EXERCISE GOAL.
Answer these questions about the Zulip thread on the size of a finset below:
1. In which stream is the thread posted?
2. What value does the theorem square_size claim for Finset.card (square n)?
3. Who replied to Chris Birkbeck, and at what time on Aug 10 2023?

TEXT BLOCK.
= = = =

Zulip Chat Archive
Stream: maths
Topic: Size of certain finset
Chris Birkbeck (Aug 10 2023 at 10:53):
Is there an easy way to prove the size of the following Finset:
def square (m : ℤ) : Finset (ℤ × ℤ) :=
((Finset.Icc (-m) (m)) ×ˢ (Finset.Icc (-m) (m))).filter fun x =>
max x.1.natAbs x.2.natAbs = m
theorem square_size (n : ℕ) (h : 1 ≤ n) : Finset.card (square n) = 8 * n := --This is what I want to prove
I can do this by first doing a horrible case check to show this Finset is the same as :
def square2 (m : ℤ) : Finset (ℤ × ℤ) :=
((Finset.Icc (-m) (m)) ×ˢ {(m)}) ∪
(Finset.Icc (-m ) (m)) ×ˢ {-(m)} ∪
({(m)} : Finset ℤ) ×ˢ (Finset.Icc (-(m) + 1) (m-1)) ∪
({-(m)} : Finset ℤ) ×ˢ (Finset.Icc (-(m) + 1) (m-1))
But I was hoping for something nicer.
Eric Wieser (Aug 10 2023 at 11:02):
Is showing it's the difference of Finset.Icc (-m, -m) (m, m) and Finset.Icc (-m + 1, -m + 1)(m - 1, m-1) any easier?

= = = =

RECORDS PROVIDED.
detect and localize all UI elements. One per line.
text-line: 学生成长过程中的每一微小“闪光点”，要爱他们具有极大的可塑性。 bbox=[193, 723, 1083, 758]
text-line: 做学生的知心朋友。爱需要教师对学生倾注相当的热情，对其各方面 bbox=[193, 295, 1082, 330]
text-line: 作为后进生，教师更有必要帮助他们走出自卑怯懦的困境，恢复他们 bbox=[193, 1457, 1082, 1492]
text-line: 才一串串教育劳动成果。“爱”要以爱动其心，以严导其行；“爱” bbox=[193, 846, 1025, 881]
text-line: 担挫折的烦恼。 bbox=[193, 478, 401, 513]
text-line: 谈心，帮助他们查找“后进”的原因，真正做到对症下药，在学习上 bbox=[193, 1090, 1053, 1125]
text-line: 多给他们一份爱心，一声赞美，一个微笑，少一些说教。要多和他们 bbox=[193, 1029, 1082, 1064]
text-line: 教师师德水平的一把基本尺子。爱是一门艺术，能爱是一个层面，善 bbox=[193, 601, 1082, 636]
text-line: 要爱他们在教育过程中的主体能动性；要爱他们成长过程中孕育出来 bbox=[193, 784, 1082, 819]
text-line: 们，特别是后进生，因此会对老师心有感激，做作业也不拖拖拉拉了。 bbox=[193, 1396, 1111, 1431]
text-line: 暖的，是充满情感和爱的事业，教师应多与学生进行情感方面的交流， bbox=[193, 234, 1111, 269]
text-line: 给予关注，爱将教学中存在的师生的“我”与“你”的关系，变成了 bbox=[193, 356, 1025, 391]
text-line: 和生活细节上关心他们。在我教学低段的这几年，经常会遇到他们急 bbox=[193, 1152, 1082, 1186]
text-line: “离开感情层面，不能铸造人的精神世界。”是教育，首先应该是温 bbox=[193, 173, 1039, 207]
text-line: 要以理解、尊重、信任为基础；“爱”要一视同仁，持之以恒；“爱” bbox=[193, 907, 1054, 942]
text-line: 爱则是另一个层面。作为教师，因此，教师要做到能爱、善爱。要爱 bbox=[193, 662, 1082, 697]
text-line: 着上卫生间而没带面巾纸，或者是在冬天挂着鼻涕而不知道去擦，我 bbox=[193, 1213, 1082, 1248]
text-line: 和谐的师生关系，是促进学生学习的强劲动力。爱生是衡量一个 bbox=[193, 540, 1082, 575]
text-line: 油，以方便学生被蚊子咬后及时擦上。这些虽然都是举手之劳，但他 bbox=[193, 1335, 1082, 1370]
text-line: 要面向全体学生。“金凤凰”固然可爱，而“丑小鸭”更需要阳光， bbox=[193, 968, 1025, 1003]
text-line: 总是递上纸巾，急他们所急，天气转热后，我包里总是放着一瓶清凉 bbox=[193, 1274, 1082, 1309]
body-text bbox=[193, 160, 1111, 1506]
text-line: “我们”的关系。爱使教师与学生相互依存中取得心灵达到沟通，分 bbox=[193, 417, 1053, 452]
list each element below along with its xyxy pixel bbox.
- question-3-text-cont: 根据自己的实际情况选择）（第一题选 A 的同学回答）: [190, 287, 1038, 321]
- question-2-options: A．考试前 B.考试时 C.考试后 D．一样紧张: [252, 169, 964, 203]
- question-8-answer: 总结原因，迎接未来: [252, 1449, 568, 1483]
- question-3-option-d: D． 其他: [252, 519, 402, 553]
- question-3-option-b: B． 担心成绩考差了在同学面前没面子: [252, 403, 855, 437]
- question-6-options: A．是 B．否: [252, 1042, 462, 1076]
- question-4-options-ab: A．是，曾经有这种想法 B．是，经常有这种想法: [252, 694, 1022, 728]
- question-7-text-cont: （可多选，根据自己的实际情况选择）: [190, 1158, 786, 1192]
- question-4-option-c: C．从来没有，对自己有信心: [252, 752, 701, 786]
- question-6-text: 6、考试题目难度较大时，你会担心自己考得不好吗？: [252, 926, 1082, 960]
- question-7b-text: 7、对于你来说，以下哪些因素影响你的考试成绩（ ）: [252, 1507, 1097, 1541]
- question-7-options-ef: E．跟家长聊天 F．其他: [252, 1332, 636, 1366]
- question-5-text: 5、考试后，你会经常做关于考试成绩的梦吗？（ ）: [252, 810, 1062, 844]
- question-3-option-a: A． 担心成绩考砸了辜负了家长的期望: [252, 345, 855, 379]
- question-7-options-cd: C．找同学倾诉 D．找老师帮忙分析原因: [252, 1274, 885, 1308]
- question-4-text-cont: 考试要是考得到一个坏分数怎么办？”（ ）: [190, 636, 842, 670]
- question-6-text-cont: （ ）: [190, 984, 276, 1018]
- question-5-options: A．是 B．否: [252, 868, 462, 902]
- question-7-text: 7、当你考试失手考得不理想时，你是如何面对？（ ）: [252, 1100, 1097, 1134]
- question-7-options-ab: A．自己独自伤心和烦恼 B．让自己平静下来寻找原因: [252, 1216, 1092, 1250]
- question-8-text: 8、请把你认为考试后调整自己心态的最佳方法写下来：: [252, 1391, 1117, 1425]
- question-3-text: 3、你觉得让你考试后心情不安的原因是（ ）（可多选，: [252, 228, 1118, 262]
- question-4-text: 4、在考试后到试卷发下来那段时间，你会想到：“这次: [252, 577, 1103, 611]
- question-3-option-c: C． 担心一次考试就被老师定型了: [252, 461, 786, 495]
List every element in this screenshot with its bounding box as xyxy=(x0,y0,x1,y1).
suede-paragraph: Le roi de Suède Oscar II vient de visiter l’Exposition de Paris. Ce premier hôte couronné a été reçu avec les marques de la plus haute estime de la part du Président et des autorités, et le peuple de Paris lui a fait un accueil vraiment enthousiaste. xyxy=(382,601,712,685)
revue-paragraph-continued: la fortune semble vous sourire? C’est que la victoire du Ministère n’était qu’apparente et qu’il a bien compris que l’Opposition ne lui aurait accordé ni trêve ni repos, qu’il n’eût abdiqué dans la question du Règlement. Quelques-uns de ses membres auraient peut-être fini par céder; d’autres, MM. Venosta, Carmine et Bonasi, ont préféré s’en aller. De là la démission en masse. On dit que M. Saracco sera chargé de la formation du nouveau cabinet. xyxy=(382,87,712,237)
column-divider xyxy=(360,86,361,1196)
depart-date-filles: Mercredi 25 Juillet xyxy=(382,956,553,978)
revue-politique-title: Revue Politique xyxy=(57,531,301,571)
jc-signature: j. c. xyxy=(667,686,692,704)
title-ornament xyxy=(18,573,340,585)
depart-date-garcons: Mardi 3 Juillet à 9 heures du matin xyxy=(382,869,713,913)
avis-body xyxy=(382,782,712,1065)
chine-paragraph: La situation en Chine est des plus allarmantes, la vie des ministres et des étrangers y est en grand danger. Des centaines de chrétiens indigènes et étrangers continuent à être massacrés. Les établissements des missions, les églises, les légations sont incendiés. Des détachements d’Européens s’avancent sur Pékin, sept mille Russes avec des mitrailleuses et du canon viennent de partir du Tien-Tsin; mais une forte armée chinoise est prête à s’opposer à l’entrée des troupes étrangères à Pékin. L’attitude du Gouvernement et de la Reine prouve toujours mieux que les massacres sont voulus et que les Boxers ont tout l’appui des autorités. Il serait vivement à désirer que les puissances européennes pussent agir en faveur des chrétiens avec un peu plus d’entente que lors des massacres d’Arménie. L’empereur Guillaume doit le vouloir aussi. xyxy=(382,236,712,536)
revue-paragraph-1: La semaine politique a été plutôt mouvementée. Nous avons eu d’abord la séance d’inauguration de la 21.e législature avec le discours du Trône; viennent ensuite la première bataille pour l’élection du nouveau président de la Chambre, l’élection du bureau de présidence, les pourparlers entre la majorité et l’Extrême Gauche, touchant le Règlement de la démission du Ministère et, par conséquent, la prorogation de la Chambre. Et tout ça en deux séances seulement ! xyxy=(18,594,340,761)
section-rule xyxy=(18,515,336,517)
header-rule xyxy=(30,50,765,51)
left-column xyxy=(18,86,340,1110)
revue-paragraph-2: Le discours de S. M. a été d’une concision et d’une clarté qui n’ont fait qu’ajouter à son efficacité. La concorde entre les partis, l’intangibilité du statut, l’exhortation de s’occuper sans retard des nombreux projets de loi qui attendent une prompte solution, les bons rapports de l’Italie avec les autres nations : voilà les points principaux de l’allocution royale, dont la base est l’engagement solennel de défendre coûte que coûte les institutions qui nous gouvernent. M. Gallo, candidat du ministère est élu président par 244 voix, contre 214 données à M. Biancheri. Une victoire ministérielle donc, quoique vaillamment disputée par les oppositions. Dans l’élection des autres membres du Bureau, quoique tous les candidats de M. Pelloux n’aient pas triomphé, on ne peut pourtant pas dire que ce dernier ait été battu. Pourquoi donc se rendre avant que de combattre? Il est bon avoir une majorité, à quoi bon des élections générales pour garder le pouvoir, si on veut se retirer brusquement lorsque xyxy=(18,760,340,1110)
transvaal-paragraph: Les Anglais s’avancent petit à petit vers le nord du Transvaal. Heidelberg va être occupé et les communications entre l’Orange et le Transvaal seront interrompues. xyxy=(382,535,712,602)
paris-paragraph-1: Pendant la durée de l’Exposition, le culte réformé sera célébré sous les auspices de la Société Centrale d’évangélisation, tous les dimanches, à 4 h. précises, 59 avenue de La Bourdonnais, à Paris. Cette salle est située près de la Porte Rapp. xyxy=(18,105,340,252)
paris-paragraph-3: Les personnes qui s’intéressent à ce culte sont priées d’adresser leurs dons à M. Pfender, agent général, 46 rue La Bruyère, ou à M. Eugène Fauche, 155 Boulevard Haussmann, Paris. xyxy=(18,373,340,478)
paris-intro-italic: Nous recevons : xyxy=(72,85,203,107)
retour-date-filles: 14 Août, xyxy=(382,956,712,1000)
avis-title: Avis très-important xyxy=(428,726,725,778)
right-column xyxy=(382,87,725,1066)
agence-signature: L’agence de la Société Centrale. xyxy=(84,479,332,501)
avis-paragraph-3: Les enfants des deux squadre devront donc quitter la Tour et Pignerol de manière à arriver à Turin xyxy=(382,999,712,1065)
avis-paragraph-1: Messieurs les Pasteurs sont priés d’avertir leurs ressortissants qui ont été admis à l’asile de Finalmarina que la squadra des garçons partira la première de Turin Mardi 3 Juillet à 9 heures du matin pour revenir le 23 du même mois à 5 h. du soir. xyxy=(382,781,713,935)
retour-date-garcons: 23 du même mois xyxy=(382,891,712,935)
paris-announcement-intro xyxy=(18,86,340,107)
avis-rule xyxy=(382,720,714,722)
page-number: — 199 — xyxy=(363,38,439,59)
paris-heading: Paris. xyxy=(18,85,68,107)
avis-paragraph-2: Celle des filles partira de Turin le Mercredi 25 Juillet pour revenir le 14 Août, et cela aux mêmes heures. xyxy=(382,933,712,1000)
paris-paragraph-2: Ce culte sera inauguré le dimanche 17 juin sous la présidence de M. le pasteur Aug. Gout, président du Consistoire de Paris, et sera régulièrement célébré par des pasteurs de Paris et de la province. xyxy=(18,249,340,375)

= = = =

WRITTEN SOLUTION.
1. maths
2. 8 * n
3. Eric Wieser, at 11:02